>>>>>
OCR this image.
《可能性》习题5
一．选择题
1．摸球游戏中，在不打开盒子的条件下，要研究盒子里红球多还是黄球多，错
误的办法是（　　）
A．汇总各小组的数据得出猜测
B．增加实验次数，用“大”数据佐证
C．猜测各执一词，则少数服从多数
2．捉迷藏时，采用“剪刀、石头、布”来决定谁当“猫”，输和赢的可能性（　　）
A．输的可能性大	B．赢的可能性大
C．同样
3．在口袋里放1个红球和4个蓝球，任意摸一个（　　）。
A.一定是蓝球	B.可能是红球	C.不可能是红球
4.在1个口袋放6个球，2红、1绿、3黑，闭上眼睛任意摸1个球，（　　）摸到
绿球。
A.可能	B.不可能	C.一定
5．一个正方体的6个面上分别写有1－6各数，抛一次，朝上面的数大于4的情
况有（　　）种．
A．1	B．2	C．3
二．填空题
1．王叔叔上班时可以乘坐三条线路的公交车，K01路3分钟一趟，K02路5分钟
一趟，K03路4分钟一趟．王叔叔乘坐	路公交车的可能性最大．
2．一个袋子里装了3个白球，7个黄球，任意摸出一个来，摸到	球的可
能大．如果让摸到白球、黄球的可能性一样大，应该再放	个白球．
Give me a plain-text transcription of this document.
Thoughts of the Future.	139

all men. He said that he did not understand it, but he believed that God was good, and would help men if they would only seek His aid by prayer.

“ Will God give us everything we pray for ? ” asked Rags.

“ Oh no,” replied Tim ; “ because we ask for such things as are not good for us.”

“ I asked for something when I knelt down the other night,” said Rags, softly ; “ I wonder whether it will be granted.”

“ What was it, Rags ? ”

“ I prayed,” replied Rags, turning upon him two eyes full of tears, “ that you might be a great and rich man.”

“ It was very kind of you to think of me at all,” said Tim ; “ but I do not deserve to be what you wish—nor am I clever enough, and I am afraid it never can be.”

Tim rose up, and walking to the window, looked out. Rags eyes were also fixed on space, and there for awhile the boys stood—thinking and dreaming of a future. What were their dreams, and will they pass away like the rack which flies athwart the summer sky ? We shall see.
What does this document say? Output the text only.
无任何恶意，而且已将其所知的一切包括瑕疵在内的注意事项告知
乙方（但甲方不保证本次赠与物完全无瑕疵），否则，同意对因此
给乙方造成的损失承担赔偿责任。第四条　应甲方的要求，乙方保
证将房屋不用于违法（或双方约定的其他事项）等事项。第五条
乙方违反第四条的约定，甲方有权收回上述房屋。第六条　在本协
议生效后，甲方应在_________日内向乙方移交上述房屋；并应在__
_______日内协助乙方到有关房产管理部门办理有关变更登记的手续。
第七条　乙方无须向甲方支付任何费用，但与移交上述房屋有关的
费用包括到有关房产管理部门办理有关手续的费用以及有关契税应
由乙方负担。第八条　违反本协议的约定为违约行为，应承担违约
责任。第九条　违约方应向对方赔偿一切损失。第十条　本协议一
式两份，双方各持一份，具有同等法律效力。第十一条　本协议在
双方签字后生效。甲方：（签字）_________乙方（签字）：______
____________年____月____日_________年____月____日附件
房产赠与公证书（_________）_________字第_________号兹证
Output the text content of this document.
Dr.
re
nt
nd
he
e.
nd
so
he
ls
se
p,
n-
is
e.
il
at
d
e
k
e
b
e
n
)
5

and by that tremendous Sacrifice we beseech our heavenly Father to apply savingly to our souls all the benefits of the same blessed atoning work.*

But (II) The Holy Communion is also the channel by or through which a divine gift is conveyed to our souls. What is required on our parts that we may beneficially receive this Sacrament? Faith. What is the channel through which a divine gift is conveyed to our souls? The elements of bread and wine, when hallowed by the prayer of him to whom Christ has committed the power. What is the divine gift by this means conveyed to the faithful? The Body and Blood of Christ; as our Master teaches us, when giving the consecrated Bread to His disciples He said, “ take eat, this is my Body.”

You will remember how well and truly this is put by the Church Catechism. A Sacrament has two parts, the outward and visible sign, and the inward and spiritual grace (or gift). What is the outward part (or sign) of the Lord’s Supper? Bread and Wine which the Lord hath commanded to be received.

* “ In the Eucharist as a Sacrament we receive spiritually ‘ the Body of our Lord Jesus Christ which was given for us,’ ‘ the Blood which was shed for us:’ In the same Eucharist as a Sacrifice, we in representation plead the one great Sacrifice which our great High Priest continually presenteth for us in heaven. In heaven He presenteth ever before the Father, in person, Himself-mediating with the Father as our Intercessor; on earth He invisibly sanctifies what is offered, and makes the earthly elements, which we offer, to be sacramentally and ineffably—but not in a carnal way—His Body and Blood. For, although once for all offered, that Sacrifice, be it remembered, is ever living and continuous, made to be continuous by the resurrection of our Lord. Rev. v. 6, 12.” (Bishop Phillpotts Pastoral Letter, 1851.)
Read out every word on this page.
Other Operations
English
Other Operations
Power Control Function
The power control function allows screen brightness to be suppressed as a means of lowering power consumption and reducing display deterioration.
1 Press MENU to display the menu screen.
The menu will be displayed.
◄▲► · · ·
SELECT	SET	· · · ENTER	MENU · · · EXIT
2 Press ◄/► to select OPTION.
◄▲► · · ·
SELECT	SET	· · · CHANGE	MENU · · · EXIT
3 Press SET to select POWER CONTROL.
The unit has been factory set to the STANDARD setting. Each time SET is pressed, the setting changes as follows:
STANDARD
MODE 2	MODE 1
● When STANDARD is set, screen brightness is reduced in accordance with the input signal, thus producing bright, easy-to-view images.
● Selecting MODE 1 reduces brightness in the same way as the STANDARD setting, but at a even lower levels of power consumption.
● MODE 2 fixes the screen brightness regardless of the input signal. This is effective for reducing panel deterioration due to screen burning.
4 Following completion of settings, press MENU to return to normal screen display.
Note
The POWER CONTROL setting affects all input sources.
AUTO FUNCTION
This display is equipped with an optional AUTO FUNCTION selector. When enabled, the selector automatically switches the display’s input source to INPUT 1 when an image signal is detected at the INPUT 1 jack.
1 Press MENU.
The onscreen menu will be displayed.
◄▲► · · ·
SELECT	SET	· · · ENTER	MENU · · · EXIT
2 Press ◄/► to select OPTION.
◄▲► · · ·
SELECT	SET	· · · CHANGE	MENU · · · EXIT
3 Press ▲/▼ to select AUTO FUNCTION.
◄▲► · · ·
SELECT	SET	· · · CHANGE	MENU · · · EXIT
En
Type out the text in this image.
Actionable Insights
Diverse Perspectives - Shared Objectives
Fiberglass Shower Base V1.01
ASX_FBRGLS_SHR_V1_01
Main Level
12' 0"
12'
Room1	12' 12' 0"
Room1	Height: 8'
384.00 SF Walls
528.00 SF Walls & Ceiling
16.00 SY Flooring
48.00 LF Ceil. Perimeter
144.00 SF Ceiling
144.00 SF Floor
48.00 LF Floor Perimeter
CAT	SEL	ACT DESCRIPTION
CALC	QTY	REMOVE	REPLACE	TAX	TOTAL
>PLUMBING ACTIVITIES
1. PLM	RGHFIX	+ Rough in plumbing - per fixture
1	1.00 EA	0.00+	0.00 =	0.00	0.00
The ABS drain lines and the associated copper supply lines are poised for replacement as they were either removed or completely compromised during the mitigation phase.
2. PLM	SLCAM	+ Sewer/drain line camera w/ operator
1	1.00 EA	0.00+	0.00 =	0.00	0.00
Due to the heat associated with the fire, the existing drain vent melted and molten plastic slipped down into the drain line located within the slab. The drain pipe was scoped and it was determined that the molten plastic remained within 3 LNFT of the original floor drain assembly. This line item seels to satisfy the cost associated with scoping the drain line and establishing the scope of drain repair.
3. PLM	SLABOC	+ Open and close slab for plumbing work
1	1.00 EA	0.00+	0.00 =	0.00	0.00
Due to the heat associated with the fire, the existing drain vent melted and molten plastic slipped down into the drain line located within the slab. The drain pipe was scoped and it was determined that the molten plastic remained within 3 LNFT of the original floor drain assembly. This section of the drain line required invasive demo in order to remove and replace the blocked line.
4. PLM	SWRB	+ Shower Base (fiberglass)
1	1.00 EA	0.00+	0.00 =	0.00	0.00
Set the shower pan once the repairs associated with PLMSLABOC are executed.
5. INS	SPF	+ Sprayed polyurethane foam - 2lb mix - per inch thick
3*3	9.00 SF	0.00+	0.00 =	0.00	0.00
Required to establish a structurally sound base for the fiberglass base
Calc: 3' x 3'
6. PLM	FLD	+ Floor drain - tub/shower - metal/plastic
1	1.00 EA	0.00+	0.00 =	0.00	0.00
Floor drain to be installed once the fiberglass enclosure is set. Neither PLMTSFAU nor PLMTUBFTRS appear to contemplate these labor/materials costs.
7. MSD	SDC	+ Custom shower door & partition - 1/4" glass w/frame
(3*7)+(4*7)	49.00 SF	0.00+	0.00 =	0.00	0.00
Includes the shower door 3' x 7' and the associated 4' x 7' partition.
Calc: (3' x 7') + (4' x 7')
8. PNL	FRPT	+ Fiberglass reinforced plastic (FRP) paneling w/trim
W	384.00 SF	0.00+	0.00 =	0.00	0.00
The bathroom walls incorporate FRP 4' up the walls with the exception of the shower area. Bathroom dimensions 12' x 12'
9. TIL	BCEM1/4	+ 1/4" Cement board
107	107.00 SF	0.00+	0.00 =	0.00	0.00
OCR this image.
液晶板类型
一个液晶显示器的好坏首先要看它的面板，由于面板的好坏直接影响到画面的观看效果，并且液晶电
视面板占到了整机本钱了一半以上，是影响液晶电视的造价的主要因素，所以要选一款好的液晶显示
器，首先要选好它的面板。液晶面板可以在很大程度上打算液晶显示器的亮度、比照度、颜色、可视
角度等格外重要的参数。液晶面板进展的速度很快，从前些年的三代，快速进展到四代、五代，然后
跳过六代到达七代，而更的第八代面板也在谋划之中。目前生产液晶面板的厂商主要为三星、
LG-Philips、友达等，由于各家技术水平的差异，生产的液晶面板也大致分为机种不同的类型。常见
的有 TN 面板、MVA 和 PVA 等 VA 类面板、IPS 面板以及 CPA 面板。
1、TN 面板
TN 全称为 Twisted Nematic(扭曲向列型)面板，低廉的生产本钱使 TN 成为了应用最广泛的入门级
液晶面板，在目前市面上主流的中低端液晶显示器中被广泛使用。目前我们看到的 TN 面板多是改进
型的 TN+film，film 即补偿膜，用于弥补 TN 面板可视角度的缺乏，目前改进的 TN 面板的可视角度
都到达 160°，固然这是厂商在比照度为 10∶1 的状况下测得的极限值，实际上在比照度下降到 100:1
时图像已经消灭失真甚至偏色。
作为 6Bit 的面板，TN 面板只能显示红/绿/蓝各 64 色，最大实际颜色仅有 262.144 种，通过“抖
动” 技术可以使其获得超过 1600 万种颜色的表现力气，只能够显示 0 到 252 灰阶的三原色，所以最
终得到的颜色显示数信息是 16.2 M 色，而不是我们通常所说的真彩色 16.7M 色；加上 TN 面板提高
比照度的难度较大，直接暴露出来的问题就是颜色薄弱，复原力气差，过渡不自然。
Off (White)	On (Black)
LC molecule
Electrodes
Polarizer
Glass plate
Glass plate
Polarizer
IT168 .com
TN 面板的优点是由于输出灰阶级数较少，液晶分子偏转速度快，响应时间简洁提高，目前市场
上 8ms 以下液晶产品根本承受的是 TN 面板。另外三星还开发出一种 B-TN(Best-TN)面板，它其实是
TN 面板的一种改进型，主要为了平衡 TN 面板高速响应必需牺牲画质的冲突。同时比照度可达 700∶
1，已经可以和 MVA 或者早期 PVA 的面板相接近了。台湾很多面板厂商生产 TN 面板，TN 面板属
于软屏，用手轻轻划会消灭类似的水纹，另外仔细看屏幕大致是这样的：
<<<<<
Task
Look through the entries above and report each line where the string "consumption" occurs.

Response
The power control function allows screen brightness to be suppressed as a means of lowering power consumption and reducing display deterioration.
● Selecting MODE 1 reduces brightness in the same way as the STANDARD setting, but at a even lower levels of power consumption.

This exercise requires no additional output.